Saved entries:
^^^^^^^^^^^^^^^^
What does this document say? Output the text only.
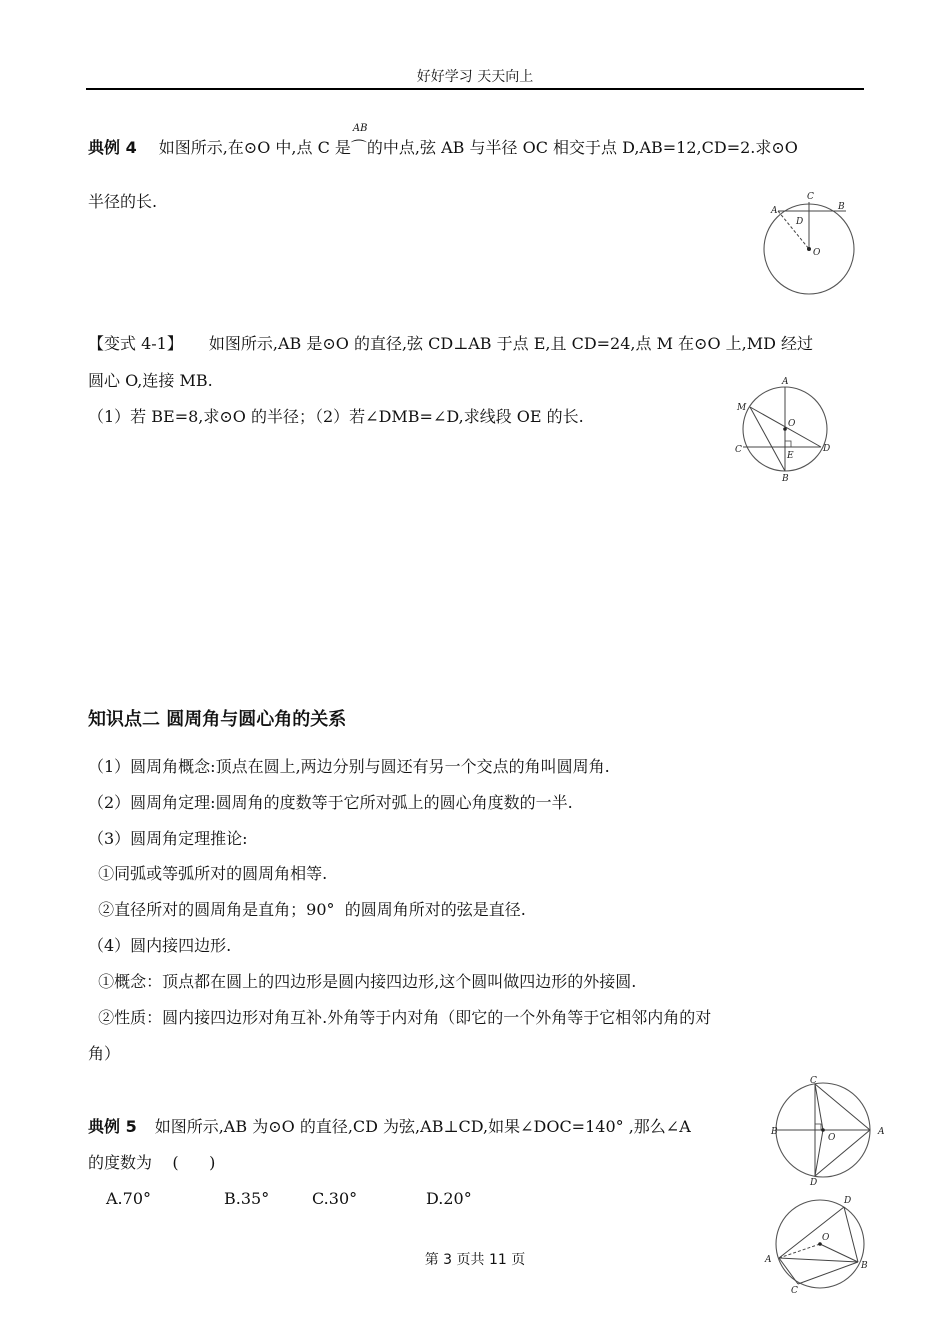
好好学习 天天向上
典例 4 如图所示,在⊙O 中,点 C 是
AB
⌒的中点,弦 AB 与半径 OC 相交于点 D,AB=12,CD=2.求⊙O
半径的长.	C
A	B
D
O
【变式 4-1】 如图所示,AB 是⊙O 的直径,弦 CD⊥AB 于点 E,且 CD=24,点 M 在⊙O 上,MD 经过
圆心 O,连接 MB.
（1）若 BE=8,求⊙O 的半径；（2）若∠DMB=∠D,求线段 OE 的长.
A
M
O
C
E
D
B
知识点二 圆周角与圆心角的关系
（1）圆周角概念:顶点在圆上,两边分别与圆还有另一个交点的角叫圆周角.
（2）圆周角定理:圆周角的度数等于它所对弧上的圆心角度数的一半.
（3）圆周角定理推论:
①同弧或等弧所对的圆周角相等.
②直径所对的圆周角是直角；90°  的圆周角所对的弦是直径.
（4）圆内接四边形.
①概念：顶点都在圆上的四边形是圆内接四边形,这个圆叫做四边形的外接圆.
②性质：圆内接四边形对角互补.外角等于内对角（即它的一个外角等于它相邻内角的对
角）
典例 5 如图所示,AB 为⊙O 的直径,CD 为弦,AB⊥CD,如果∠DOC=140° ,那么∠A
的度数为    (      )
A.70°	B.35°	C.30°	D.20°
C
B
O
A
D
D
O
A
B
C
第 3 页共 11 页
^^^^^^^^^^^^^^^^
PROBLEM STATEMENT: Give the entries again word for word, but skip the pictures.

RESPONSE TO THE EXERCISE:
What does this document say? Output the text only.
好好学习 天天向上
典例 4 如图所示,在⊙O 中,点 C 是
AB
⌒的中点,弦 AB 与半径 OC 相交于点 D,AB=12,CD=2.求⊙O
半径的长.	C
A	B
D
O
【变式 4-1】 如图所示,AB 是⊙O 的直径,弦 CD⊥AB 于点 E,且 CD=24,点 M 在⊙O 上,MD 经过
圆心 O,连接 MB.
（1）若 BE=8,求⊙O 的半径；（2）若∠DMB=∠D,求线段 OE 的长.
A
M
O
C
E
D
B
知识点二 圆周角与圆心角的关系
（1）圆周角概念:顶点在圆上,两边分别与圆还有另一个交点的角叫圆周角.
（2）圆周角定理:圆周角的度数等于它所对弧上的圆心角度数的一半.
（3）圆周角定理推论:
①同弧或等弧所对的圆周角相等.
②直径所对的圆周角是直角；90°  的圆周角所对的弦是直径.
（4）圆内接四边形.
①概念：顶点都在圆上的四边形是圆内接四边形,这个圆叫做四边形的外接圆.
②性质：圆内接四边形对角互补.外角等于内对角（即它的一个外角等于它相邻内角的对
角）
典例 5 如图所示,AB 为⊙O 的直径,CD 为弦,AB⊥CD,如果∠DOC=140° ,那么∠A
的度数为    (      )
A.70°	B.35°	C.30°	D.20°
C
B
O
A
D
D
O
A
B
C
第 3 页共 11 页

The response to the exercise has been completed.